* start *
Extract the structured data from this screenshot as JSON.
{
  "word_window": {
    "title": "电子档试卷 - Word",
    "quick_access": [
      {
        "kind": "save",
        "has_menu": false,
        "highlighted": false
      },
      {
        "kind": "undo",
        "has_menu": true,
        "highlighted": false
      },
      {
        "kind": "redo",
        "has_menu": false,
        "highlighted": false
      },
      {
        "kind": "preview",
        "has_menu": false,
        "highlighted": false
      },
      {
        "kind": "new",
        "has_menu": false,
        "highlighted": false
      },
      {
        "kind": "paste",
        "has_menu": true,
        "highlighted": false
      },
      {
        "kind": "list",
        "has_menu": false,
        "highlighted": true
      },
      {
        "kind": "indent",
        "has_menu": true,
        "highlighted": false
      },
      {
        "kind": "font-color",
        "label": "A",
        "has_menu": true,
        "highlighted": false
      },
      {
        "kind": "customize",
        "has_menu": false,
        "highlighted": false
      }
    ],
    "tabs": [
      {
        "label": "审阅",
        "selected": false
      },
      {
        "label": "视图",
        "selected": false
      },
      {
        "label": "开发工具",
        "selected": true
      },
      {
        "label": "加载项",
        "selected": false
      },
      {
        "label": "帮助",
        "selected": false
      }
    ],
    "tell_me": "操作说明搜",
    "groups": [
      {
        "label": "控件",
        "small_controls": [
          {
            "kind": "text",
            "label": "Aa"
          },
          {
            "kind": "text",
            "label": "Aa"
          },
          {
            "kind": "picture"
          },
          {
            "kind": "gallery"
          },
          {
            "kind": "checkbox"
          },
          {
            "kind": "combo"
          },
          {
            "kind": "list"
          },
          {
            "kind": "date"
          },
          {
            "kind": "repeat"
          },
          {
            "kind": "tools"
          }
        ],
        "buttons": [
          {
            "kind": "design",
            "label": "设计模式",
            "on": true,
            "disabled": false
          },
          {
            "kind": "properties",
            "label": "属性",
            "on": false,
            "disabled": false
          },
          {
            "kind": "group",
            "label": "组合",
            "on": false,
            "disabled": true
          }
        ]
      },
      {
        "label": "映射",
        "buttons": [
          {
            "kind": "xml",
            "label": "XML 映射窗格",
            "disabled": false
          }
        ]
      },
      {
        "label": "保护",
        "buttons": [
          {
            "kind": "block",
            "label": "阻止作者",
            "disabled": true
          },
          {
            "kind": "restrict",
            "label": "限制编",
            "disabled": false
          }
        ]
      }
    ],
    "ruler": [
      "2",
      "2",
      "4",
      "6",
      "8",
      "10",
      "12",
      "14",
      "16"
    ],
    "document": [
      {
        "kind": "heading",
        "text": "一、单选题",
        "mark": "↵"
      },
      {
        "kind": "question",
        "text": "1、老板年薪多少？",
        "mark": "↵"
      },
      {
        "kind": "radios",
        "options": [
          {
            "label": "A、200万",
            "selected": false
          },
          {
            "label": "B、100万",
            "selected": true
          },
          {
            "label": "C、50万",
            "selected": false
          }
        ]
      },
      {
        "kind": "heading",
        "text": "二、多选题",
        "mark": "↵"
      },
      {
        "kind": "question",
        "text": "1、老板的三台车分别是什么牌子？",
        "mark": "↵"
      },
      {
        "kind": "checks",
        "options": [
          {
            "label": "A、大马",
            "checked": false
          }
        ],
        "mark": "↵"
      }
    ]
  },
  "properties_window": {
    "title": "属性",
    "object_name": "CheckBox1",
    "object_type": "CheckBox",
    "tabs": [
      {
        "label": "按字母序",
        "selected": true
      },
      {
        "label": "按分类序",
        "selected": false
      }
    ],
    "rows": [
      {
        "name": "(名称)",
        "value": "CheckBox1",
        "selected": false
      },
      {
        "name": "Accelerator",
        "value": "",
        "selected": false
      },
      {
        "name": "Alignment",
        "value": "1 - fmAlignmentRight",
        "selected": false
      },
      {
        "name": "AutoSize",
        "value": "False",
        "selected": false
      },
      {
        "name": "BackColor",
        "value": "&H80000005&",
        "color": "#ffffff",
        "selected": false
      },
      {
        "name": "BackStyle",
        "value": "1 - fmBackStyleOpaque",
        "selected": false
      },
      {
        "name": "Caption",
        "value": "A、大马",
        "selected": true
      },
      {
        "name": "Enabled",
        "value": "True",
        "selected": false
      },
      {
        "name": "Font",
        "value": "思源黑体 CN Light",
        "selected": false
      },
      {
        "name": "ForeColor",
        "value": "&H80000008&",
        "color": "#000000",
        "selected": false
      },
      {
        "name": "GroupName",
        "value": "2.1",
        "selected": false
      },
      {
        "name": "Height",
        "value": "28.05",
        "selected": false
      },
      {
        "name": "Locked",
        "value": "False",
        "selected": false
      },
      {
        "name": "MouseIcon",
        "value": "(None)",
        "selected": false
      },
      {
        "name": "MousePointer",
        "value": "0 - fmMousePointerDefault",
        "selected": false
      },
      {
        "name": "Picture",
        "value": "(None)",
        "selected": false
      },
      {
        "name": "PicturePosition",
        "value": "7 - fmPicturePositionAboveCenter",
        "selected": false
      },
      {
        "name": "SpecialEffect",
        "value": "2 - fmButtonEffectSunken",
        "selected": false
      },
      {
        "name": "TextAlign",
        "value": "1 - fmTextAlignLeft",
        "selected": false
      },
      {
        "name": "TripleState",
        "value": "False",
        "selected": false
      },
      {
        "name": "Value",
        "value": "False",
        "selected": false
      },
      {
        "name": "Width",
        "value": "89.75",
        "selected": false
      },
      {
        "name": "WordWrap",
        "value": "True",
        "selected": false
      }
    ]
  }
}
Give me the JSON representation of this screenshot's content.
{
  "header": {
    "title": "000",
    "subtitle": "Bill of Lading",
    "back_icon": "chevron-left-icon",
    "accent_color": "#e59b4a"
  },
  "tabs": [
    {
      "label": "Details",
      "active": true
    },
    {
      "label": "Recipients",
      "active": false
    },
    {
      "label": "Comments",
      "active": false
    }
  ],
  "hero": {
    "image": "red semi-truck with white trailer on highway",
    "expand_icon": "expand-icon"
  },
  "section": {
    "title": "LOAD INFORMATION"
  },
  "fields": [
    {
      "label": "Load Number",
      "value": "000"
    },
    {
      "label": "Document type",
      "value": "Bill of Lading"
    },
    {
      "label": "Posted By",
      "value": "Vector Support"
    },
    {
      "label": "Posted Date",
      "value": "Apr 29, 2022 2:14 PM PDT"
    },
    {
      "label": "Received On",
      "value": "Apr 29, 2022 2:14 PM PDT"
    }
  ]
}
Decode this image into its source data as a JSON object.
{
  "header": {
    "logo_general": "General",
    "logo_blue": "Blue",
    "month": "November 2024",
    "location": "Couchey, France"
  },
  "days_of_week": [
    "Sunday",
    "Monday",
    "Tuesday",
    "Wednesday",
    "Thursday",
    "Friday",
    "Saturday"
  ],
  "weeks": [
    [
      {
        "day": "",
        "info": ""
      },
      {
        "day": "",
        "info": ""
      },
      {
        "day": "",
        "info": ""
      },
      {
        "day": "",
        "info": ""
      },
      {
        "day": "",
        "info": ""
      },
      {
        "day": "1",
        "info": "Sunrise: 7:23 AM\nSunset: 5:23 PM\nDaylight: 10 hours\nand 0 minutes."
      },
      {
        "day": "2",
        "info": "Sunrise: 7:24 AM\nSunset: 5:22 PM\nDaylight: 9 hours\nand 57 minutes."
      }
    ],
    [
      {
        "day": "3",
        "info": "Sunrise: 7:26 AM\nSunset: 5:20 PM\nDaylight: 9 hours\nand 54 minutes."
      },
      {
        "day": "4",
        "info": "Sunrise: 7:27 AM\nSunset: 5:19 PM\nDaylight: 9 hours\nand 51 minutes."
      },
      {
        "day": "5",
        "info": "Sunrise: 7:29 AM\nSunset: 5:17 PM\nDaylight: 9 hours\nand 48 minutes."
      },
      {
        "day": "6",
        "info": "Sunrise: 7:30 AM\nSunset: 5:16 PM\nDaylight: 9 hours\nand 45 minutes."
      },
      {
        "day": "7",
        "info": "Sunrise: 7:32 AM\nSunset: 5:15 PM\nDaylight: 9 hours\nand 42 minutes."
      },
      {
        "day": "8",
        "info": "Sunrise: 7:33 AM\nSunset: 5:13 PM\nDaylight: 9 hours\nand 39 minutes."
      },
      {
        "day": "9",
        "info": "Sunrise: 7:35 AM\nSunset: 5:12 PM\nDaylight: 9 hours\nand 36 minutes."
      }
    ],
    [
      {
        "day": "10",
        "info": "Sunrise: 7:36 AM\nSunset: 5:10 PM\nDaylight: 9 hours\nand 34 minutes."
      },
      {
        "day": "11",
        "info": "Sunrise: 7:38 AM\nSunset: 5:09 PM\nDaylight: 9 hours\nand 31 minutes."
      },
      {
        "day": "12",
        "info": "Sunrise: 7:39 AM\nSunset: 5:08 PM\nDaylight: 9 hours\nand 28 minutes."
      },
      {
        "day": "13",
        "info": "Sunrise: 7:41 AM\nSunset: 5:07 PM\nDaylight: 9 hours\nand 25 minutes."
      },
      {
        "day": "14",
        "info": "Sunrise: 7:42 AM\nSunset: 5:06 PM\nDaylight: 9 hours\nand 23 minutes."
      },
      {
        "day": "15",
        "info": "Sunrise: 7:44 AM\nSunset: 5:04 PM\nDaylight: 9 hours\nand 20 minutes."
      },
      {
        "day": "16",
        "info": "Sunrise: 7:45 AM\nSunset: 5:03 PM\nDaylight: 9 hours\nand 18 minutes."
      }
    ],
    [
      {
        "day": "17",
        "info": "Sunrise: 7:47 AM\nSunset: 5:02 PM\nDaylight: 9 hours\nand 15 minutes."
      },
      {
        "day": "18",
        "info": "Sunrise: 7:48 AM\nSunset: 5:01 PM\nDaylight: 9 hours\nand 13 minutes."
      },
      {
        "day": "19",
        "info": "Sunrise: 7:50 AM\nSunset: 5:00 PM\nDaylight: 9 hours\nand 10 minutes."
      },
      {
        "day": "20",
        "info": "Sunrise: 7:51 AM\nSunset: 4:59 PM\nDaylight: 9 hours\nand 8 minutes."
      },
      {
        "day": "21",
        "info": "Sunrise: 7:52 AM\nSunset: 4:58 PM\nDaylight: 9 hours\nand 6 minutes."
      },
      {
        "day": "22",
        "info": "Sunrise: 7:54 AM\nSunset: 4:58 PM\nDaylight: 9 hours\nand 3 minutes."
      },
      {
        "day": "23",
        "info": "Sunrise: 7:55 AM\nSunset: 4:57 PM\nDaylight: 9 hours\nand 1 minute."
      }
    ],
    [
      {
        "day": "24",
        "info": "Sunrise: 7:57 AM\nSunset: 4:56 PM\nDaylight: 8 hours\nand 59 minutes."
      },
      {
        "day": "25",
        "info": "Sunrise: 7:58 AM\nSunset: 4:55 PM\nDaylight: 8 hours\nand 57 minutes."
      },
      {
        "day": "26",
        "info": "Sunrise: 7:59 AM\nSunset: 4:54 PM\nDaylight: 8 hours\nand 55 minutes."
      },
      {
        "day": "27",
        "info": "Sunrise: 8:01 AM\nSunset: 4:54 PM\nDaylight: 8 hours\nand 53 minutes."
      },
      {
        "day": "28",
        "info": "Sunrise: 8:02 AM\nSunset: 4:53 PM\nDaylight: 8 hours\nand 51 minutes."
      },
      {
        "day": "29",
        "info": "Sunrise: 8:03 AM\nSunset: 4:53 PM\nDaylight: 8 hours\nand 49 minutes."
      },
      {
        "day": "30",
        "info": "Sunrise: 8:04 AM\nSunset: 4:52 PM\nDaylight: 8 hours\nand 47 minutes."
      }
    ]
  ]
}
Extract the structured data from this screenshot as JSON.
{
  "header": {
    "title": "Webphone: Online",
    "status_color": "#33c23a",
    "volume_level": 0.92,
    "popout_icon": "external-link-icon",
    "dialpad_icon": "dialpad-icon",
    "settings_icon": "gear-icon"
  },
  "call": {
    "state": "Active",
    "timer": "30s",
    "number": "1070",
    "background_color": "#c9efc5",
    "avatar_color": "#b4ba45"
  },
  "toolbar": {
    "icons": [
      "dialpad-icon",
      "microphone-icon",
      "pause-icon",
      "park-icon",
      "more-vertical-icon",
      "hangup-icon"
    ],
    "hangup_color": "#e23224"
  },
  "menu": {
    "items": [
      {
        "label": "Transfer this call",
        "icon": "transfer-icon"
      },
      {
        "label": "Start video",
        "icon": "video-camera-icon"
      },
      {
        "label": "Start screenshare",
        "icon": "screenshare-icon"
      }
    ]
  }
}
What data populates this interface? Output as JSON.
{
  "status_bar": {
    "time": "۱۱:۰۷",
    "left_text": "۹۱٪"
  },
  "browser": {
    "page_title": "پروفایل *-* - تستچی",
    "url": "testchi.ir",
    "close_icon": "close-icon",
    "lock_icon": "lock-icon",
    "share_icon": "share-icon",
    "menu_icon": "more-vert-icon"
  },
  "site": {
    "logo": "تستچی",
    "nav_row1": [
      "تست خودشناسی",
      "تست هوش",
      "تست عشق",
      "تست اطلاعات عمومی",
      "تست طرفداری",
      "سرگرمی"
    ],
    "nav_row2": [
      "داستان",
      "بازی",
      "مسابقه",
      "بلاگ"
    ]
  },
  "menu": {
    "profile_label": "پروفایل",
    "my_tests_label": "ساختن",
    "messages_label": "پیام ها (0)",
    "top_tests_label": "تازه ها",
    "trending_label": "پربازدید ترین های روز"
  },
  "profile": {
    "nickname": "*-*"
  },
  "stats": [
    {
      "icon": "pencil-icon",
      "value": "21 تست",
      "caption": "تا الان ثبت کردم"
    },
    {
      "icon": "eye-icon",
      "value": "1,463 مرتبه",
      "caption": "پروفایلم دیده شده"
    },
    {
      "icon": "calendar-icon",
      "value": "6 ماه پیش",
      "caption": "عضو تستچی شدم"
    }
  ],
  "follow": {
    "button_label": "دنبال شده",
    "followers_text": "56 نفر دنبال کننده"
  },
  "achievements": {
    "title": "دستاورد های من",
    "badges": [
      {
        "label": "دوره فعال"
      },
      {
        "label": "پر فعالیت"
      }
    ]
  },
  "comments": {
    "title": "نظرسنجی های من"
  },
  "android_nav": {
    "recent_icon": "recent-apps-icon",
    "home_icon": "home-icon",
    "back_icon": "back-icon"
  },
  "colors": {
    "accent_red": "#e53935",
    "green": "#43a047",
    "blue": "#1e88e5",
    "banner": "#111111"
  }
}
* end *
## Brief
Locate and copy each line in the data above that includes the word "more".

## Answer to the exercise
      "more-vertical-icon",
    "menu_icon": "more-vert-icon"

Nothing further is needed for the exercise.